* start *

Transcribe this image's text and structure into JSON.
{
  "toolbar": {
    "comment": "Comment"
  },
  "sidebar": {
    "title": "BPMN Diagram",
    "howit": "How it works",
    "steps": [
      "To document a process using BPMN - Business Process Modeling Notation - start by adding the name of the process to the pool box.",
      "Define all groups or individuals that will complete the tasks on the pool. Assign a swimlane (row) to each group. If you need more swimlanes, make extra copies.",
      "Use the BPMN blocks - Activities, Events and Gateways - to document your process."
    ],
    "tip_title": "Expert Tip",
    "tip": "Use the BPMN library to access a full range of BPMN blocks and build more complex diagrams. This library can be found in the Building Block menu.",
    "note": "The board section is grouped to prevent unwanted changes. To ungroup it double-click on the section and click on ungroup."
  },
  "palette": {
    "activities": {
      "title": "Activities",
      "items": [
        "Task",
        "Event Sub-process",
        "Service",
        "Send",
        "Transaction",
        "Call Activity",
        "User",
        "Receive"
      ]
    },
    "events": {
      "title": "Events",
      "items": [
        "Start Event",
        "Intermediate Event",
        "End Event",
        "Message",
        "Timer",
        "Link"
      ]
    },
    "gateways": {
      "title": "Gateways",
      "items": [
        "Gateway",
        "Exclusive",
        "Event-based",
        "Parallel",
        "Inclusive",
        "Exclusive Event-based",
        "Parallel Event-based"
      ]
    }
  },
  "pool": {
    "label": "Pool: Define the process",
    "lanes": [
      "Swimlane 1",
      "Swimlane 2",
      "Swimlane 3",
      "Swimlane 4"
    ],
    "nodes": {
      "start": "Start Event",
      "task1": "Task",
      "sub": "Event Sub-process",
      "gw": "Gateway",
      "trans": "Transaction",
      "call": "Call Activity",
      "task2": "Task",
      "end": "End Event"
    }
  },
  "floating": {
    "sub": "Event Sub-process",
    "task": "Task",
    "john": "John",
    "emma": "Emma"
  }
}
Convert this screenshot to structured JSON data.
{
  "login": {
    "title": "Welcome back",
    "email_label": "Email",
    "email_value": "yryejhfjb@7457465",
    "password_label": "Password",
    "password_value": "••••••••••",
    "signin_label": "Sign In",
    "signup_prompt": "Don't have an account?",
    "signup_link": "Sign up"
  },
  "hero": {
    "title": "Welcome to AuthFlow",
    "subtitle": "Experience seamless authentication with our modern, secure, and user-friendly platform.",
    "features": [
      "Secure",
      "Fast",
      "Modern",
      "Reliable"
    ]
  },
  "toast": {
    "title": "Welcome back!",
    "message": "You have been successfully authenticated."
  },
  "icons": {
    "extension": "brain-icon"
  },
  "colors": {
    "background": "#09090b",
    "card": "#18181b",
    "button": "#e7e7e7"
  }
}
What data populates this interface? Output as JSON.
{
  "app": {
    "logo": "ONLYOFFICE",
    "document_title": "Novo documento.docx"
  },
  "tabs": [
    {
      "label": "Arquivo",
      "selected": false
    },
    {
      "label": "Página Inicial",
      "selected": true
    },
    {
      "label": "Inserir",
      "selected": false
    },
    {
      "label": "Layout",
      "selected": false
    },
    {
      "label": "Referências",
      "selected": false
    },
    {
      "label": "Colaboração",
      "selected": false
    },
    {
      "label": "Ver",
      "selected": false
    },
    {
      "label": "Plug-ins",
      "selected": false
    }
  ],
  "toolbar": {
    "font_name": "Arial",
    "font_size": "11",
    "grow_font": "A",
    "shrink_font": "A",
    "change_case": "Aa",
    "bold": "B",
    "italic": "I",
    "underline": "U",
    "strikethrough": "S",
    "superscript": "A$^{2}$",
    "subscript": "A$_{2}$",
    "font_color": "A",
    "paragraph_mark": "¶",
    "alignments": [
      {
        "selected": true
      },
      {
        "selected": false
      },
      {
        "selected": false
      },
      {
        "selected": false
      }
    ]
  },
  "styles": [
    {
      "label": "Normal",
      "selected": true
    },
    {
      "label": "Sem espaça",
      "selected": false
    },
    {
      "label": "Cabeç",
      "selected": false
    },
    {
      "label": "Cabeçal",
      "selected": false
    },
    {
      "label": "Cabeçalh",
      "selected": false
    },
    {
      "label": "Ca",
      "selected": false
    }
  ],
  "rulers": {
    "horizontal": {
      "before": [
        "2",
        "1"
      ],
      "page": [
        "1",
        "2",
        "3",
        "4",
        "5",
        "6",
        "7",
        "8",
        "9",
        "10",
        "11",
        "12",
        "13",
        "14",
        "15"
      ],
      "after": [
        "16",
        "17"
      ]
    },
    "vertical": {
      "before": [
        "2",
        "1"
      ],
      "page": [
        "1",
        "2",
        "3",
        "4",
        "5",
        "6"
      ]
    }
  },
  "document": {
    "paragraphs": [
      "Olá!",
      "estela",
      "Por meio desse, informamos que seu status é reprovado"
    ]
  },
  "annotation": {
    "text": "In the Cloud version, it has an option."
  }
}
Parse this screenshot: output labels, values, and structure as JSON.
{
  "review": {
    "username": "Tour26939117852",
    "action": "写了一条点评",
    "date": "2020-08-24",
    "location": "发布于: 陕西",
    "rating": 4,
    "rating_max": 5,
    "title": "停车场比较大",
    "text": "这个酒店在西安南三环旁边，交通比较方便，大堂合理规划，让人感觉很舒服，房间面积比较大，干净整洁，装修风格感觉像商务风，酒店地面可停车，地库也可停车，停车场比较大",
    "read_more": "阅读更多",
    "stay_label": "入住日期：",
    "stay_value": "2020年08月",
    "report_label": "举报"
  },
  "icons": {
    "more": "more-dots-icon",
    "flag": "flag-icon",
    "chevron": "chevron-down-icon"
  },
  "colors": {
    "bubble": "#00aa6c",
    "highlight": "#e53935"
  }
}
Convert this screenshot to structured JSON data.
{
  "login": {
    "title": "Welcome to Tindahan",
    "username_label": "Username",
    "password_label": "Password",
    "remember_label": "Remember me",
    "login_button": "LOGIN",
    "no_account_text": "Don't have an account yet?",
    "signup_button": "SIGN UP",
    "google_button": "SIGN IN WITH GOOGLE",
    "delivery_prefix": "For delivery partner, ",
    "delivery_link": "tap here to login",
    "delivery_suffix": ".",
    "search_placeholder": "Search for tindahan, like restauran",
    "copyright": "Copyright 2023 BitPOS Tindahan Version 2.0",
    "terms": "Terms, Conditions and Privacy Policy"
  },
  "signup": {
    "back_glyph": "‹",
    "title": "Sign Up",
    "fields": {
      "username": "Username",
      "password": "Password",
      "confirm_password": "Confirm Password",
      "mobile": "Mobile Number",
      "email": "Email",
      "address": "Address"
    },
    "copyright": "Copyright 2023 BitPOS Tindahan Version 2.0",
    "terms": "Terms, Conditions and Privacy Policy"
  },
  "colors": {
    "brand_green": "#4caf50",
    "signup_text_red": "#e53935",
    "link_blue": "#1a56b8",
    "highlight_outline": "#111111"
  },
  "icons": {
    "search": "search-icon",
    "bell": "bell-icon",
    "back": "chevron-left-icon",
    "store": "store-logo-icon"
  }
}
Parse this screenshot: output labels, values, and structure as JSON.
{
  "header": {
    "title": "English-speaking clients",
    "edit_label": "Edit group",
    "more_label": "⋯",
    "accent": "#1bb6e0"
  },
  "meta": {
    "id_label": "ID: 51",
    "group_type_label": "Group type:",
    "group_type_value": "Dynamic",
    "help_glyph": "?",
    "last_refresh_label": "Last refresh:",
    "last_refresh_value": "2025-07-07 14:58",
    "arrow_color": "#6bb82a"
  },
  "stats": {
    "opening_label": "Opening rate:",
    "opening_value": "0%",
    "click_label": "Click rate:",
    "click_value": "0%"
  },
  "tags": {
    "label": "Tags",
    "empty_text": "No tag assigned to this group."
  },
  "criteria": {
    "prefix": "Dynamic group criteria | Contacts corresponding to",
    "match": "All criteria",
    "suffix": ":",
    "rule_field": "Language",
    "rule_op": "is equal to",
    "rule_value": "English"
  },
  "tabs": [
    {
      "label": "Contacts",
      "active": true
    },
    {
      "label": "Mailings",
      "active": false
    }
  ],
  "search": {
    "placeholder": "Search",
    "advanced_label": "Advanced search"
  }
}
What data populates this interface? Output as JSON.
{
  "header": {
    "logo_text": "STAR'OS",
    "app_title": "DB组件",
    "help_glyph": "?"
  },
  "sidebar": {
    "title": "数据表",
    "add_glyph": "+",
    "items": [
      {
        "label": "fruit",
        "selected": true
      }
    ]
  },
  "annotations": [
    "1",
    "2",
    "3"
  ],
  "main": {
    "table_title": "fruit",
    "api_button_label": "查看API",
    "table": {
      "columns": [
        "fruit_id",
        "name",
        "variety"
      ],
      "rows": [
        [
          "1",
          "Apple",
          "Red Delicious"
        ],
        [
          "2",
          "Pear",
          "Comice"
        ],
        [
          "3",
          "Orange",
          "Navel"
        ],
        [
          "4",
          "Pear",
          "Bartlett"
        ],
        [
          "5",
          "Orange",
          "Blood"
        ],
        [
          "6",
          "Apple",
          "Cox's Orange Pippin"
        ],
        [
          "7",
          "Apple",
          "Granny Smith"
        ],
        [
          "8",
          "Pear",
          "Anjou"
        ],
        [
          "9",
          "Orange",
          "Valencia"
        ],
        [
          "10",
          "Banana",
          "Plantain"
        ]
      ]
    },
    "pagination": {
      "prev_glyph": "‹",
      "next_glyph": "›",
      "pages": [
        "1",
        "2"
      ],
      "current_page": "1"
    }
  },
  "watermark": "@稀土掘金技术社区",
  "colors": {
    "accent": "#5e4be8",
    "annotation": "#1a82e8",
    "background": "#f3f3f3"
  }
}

* end *

Exercise details: Locate all lines holding the word "停车场比较大", then copy them out.

Task answer:
    "title": "停车场比较大",
    "text": "这个酒店在西安南三环旁边，交通比较方便，大堂合理规划，让人感觉很舒服，房间面积比较大，干净整洁，装修风格感觉像商务风，酒店地面可停车，地库也可停车，停车场比较大",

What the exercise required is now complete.